━━━━━ Entries

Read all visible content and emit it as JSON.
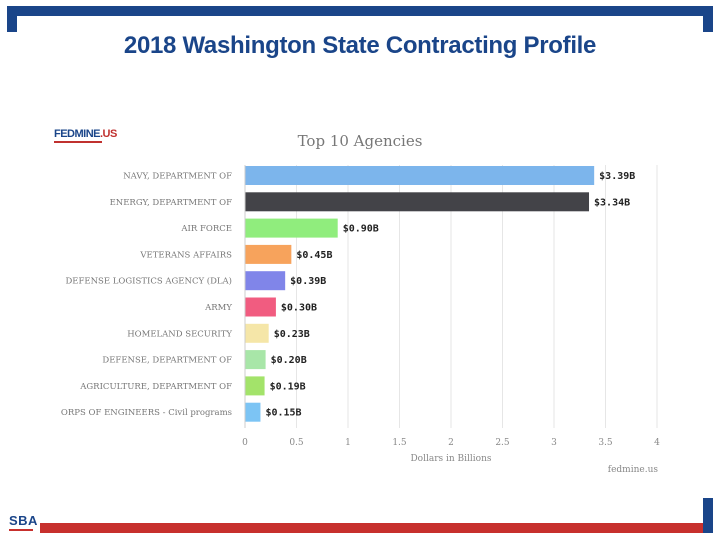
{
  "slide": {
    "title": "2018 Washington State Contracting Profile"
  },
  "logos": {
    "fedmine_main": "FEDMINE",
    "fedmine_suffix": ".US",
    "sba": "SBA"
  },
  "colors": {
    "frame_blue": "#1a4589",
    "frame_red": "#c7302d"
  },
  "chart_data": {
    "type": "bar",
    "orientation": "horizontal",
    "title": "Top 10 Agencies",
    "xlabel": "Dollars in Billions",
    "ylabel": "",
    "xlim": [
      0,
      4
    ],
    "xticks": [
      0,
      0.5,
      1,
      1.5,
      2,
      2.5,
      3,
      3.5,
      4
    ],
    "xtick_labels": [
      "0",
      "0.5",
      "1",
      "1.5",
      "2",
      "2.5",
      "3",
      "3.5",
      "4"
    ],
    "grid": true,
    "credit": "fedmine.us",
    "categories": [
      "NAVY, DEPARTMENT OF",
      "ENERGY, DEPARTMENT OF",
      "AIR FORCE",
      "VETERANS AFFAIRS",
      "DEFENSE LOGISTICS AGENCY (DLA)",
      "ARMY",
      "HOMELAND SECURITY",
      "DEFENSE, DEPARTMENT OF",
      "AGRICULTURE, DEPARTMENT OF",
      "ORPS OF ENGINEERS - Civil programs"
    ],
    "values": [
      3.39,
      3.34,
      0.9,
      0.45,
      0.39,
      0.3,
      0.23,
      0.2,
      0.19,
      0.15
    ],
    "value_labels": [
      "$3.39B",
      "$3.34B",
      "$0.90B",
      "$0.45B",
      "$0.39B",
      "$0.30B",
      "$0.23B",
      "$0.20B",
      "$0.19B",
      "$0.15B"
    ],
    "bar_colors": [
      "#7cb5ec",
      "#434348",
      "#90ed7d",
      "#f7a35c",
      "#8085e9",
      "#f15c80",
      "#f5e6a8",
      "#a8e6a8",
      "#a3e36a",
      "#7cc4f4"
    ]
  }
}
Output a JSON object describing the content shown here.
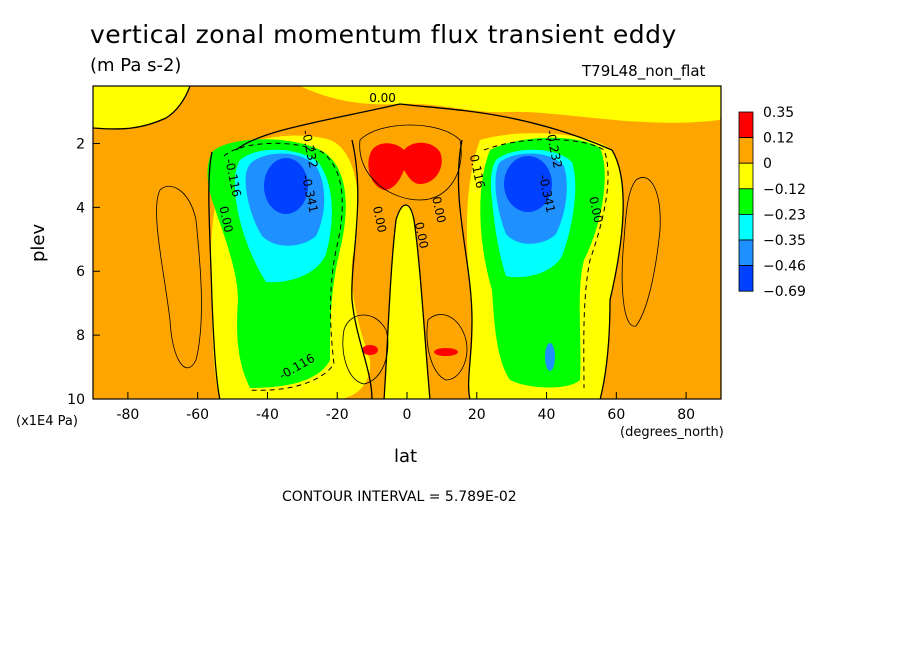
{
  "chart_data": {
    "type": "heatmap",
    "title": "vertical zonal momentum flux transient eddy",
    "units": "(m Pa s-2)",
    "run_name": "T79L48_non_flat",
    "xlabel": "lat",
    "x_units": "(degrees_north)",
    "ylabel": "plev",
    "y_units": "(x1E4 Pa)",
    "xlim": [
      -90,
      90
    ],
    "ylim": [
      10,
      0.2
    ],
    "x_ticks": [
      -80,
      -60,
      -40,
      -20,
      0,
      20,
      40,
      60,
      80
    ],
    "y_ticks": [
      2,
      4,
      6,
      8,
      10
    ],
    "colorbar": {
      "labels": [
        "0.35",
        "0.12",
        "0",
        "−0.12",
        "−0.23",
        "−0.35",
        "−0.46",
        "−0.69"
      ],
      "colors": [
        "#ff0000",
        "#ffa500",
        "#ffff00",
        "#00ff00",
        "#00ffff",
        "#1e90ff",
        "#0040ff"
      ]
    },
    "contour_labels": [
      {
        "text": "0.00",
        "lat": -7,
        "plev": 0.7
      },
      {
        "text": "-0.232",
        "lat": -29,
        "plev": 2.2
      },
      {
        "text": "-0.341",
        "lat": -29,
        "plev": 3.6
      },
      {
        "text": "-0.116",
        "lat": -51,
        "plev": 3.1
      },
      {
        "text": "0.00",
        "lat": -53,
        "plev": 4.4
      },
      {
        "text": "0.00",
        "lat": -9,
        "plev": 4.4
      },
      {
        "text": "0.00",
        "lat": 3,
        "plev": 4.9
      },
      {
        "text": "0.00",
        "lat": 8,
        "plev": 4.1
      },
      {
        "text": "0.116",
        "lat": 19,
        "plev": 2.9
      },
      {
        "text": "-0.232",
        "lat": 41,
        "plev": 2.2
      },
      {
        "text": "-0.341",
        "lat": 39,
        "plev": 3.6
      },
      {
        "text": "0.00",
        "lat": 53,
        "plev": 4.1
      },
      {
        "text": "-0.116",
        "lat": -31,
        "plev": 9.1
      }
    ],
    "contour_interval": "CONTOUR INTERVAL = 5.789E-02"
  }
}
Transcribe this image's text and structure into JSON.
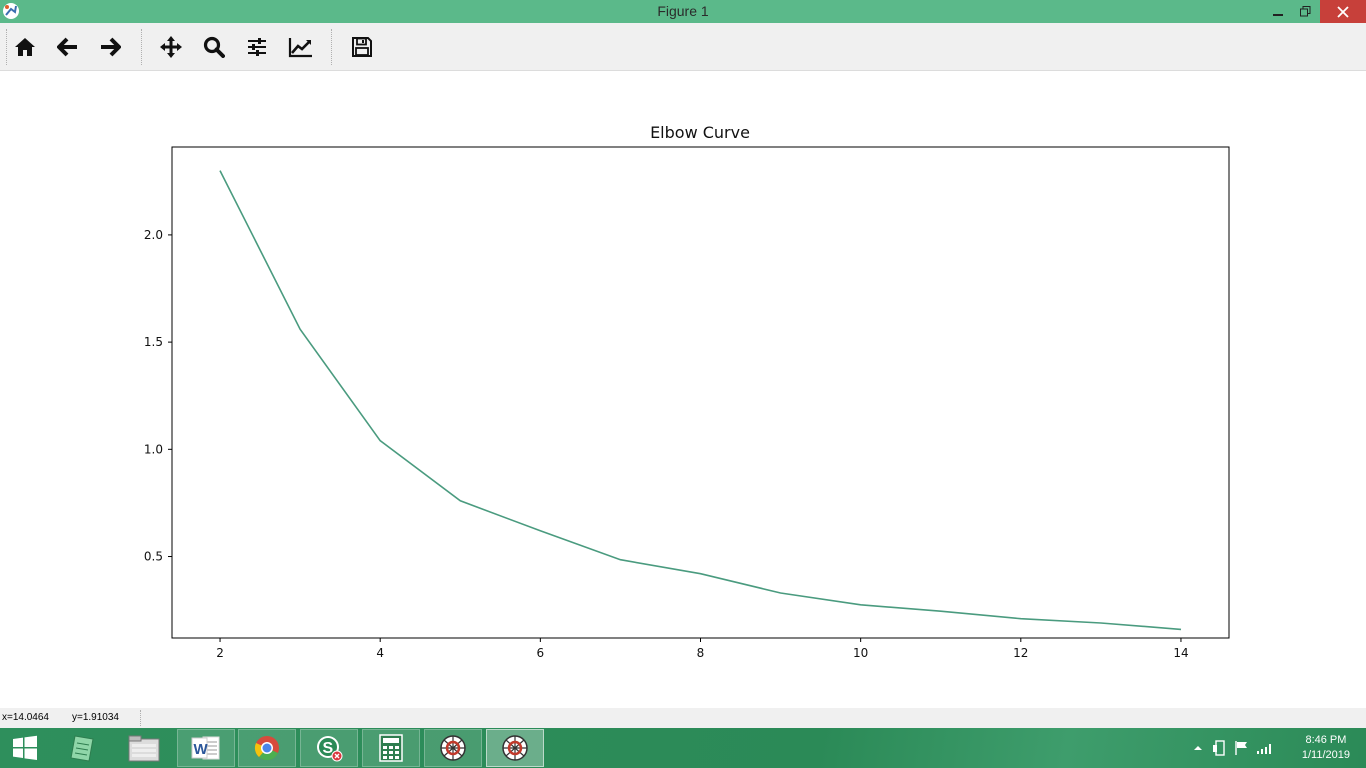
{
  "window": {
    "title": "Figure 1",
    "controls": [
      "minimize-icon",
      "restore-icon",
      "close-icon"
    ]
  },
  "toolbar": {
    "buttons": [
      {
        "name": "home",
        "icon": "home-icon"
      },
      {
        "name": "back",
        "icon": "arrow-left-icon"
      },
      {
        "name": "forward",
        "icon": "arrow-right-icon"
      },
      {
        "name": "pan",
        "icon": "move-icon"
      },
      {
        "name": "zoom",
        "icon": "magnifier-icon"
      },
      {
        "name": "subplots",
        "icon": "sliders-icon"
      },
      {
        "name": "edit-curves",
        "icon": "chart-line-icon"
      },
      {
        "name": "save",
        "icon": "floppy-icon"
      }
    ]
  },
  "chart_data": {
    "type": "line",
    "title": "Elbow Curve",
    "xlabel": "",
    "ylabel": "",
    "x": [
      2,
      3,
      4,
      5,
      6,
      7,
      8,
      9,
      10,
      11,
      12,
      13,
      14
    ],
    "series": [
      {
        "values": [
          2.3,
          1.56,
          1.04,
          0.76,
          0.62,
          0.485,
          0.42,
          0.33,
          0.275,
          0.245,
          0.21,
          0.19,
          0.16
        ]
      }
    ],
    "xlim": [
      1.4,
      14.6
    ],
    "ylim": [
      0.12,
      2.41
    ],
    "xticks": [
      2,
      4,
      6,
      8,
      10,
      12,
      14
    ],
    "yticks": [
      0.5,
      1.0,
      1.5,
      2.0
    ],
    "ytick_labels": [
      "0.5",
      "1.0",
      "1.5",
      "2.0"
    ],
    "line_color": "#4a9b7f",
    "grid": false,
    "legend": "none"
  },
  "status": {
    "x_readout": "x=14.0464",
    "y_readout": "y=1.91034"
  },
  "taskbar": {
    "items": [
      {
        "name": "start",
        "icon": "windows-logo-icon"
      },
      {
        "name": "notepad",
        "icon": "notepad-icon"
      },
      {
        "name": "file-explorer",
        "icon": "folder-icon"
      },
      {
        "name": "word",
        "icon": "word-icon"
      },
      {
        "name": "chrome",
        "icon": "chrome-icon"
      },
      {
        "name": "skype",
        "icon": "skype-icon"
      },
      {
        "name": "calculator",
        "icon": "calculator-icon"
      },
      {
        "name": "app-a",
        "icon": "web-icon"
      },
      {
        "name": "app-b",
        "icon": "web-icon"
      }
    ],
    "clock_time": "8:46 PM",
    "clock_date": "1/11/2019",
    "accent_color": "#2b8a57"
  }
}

━━━━━━━━━━

Copy the whole listing above word for word but do not carry over the pictures.

Read all visible content and emit it as JSON.
{
  "slide": {
    "title": "2018 Washington State Contracting Profile"
  },
  "logos": {
    "fedmine_main": "FEDMINE",
    "fedmine_suffix": ".US",
    "sba": "SBA"
  },
  "colors": {
    "frame_blue": "#1a4589",
    "frame_red": "#c7302d"
  },
  "chart_data": {
    "type": "bar",
    "orientation": "horizontal",
    "title": "Top 10 Agencies",
    "xlabel": "Dollars in Billions",
    "ylabel": "",
    "xlim": [
      0,
      4
    ],
    "xticks": [
      0,
      0.5,
      1,
      1.5,
      2,
      2.5,
      3,
      3.5,
      4
    ],
    "xtick_labels": [
      "0",
      "0.5",
      "1",
      "1.5",
      "2",
      "2.5",
      "3",
      "3.5",
      "4"
    ],
    "grid": true,
    "credit": "fedmine.us",
    "categories": [
      "NAVY, DEPARTMENT OF",
      "ENERGY, DEPARTMENT OF",
      "AIR FORCE",
      "VETERANS AFFAIRS",
      "DEFENSE LOGISTICS AGENCY (DLA)",
      "ARMY",
      "HOMELAND SECURITY",
      "DEFENSE, DEPARTMENT OF",
      "AGRICULTURE, DEPARTMENT OF",
      "ORPS OF ENGINEERS - Civil programs"
    ],
    "values": [
      3.39,
      3.34,
      0.9,
      0.45,
      0.39,
      0.3,
      0.23,
      0.2,
      0.19,
      0.15
    ],
    "value_labels": [
      "$3.39B",
      "$3.34B",
      "$0.90B",
      "$0.45B",
      "$0.39B",
      "$0.30B",
      "$0.23B",
      "$0.20B",
      "$0.19B",
      "$0.15B"
    ],
    "bar_colors": [
      "#7cb5ec",
      "#434348",
      "#90ed7d",
      "#f7a35c",
      "#8085e9",
      "#f15c80",
      "#f5e6a8",
      "#a8e6a8",
      "#a3e36a",
      "#7cc4f4"
    ]
  }
}
Output a JSON object describing the content shown here.
{
  "chart_data": {
    "type": "heatmap",
    "title": "vertical zonal momentum flux transient eddy",
    "units": "(m Pa s-2)",
    "run_name": "T79L48_non_flat",
    "xlabel": "lat",
    "x_units": "(degrees_north)",
    "ylabel": "plev",
    "y_units": "(x1E4 Pa)",
    "xlim": [
      -90,
      90
    ],
    "ylim": [
      10,
      0.2
    ],
    "x_ticks": [
      -80,
      -60,
      -40,
      -20,
      0,
      20,
      40,
      60,
      80
    ],
    "y_ticks": [
      2,
      4,
      6,
      8,
      10
    ],
    "colorbar": {
      "labels": [
        "0.35",
        "0.12",
        "0",
        "−0.12",
        "−0.23",
        "−0.35",
        "−0.46",
        "−0.69"
      ],
      "colors": [
        "#ff0000",
        "#ffa500",
        "#ffff00",
        "#00ff00",
        "#00ffff",
        "#1e90ff",
        "#0040ff"
      ]
    },
    "contour_labels": [
      {
        "text": "0.00",
        "lat": -7,
        "plev": 0.7
      },
      {
        "text": "-0.232",
        "lat": -29,
        "plev": 2.2
      },
      {
        "text": "-0.341",
        "lat": -29,
        "plev": 3.6
      },
      {
        "text": "-0.116",
        "lat": -51,
        "plev": 3.1
      },
      {
        "text": "0.00",
        "lat": -53,
        "plev": 4.4
      },
      {
        "text": "0.00",
        "lat": -9,
        "plev": 4.4
      },
      {
        "text": "0.00",
        "lat": 3,
        "plev": 4.9
      },
      {
        "text": "0.00",
        "lat": 8,
        "plev": 4.1
      },
      {
        "text": "0.116",
        "lat": 19,
        "plev": 2.9
      },
      {
        "text": "-0.232",
        "lat": 41,
        "plev": 2.2
      },
      {
        "text": "-0.341",
        "lat": 39,
        "plev": 3.6
      },
      {
        "text": "0.00",
        "lat": 53,
        "plev": 4.1
      },
      {
        "text": "-0.116",
        "lat": -31,
        "plev": 9.1
      }
    ],
    "contour_interval": "CONTOUR INTERVAL = 5.789E-02"
  }
}
Transcribe this image's text and structure into JSON.
{
  "window": {
    "title": "Figure 1",
    "controls": [
      "minimize-icon",
      "restore-icon",
      "close-icon"
    ]
  },
  "toolbar": {
    "buttons": [
      {
        "name": "home",
        "icon": "home-icon"
      },
      {
        "name": "back",
        "icon": "arrow-left-icon"
      },
      {
        "name": "forward",
        "icon": "arrow-right-icon"
      },
      {
        "name": "pan",
        "icon": "move-icon"
      },
      {
        "name": "zoom",
        "icon": "magnifier-icon"
      },
      {
        "name": "subplots",
        "icon": "sliders-icon"
      },
      {
        "name": "edit-curves",
        "icon": "chart-line-icon"
      },
      {
        "name": "save",
        "icon": "floppy-icon"
      }
    ]
  },
  "chart_data": {
    "type": "line",
    "title": "Elbow Curve",
    "xlabel": "",
    "ylabel": "",
    "x": [
      2,
      3,
      4,
      5,
      6,
      7,
      8,
      9,
      10,
      11,
      12,
      13,
      14
    ],
    "series": [
      {
        "values": [
          2.3,
          1.56,
          1.04,
          0.76,
          0.62,
          0.485,
          0.42,
          0.33,
          0.275,
          0.245,
          0.21,
          0.19,
          0.16
        ]
      }
    ],
    "xlim": [
      1.4,
      14.6
    ],
    "ylim": [
      0.12,
      2.41
    ],
    "xticks": [
      2,
      4,
      6,
      8,
      10,
      12,
      14
    ],
    "yticks": [
      0.5,
      1.0,
      1.5,
      2.0
    ],
    "ytick_labels": [
      "0.5",
      "1.0",
      "1.5",
      "2.0"
    ],
    "line_color": "#4a9b7f",
    "grid": false,
    "legend": "none"
  },
  "status": {
    "x_readout": "x=14.0464",
    "y_readout": "y=1.91034"
  },
  "taskbar": {
    "items": [
      {
        "name": "start",
        "icon": "windows-logo-icon"
      },
      {
        "name": "notepad",
        "icon": "notepad-icon"
      },
      {
        "name": "file-explorer",
        "icon": "folder-icon"
      },
      {
        "name": "word",
        "icon": "word-icon"
      },
      {
        "name": "chrome",
        "icon": "chrome-icon"
      },
      {
        "name": "skype",
        "icon": "skype-icon"
      },
      {
        "name": "calculator",
        "icon": "calculator-icon"
      },
      {
        "name": "app-a",
        "icon": "web-icon"
      },
      {
        "name": "app-b",
        "icon": "web-icon"
      }
    ],
    "clock_time": "8:46 PM",
    "clock_date": "1/11/2019",
    "accent_color": "#2b8a57"
  }
}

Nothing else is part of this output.